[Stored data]
** START **
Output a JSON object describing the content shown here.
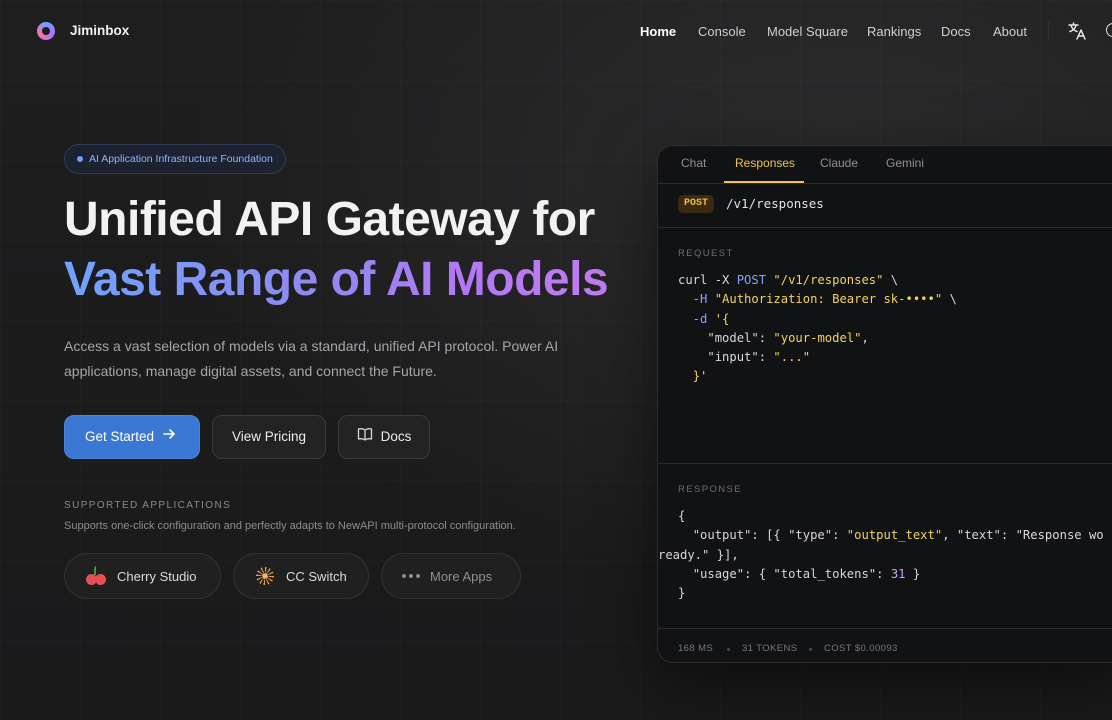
{
  "nav": {
    "brand": "Jiminbox",
    "links": [
      "Home",
      "Console",
      "Model Square",
      "Rankings",
      "Docs",
      "About"
    ],
    "active": "Home"
  },
  "hero": {
    "badge": "AI Application Infrastructure Foundation",
    "title_line1": "Unified API Gateway for",
    "title_line2": "Vast Range of AI Models",
    "lead": "Access a vast selection of models via a standard, unified API protocol. Power AI applications, manage digital assets, and connect the Future.",
    "buttons": {
      "primary": "Get Started",
      "pricing": "View Pricing",
      "docs": "Docs"
    },
    "supported_title": "SUPPORTED APPLICATIONS",
    "supported_desc": "Supports one-click configuration and perfectly adapts to NewAPI multi-protocol configuration.",
    "apps": [
      "Cherry Studio",
      "CC Switch",
      "More Apps"
    ]
  },
  "code_panel": {
    "tabs": [
      "Chat",
      "Responses",
      "Claude",
      "Gemini"
    ],
    "active_tab": "Responses",
    "method": "POST",
    "path": "/v1/responses",
    "request_label": "REQUEST",
    "request_lines": [
      "curl -X POST \"/v1/responses\" \\",
      "  -H \"Authorization: Bearer sk-••••\" \\",
      "  -d '{",
      "    \"model\": \"your-model\",",
      "    \"input\": \"...\"",
      "  }'"
    ],
    "response_label": "RESPONSE",
    "response_lines": [
      "{",
      "  \"output\": [{ \"type\": \"output_text\", \"text\": \"Response wo",
      "ready.\" }],",
      "  \"usage\": { \"total_tokens\": 31 }",
      "}"
    ],
    "footer": {
      "latency": "168 MS",
      "tokens": "31 TOKENS",
      "cost": "COST $0.00093"
    }
  },
  "colors": {
    "accent_blue": "#3a78d4",
    "accent_gold": "#f3c34a",
    "gradient_start": "#6fa3ff",
    "gradient_end": "#c07df0"
  }
}
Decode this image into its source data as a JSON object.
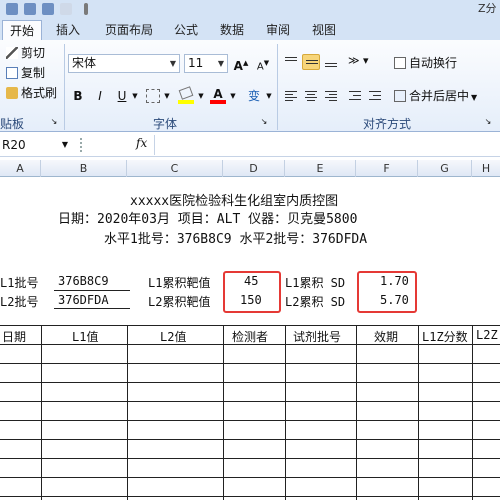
** END **
-- Description of the task --
From the data above, copy each line that has the string "object".

-- Right answer --
Output a JSON object describing the content shown here.
Decode this image into its source data as a JSON object.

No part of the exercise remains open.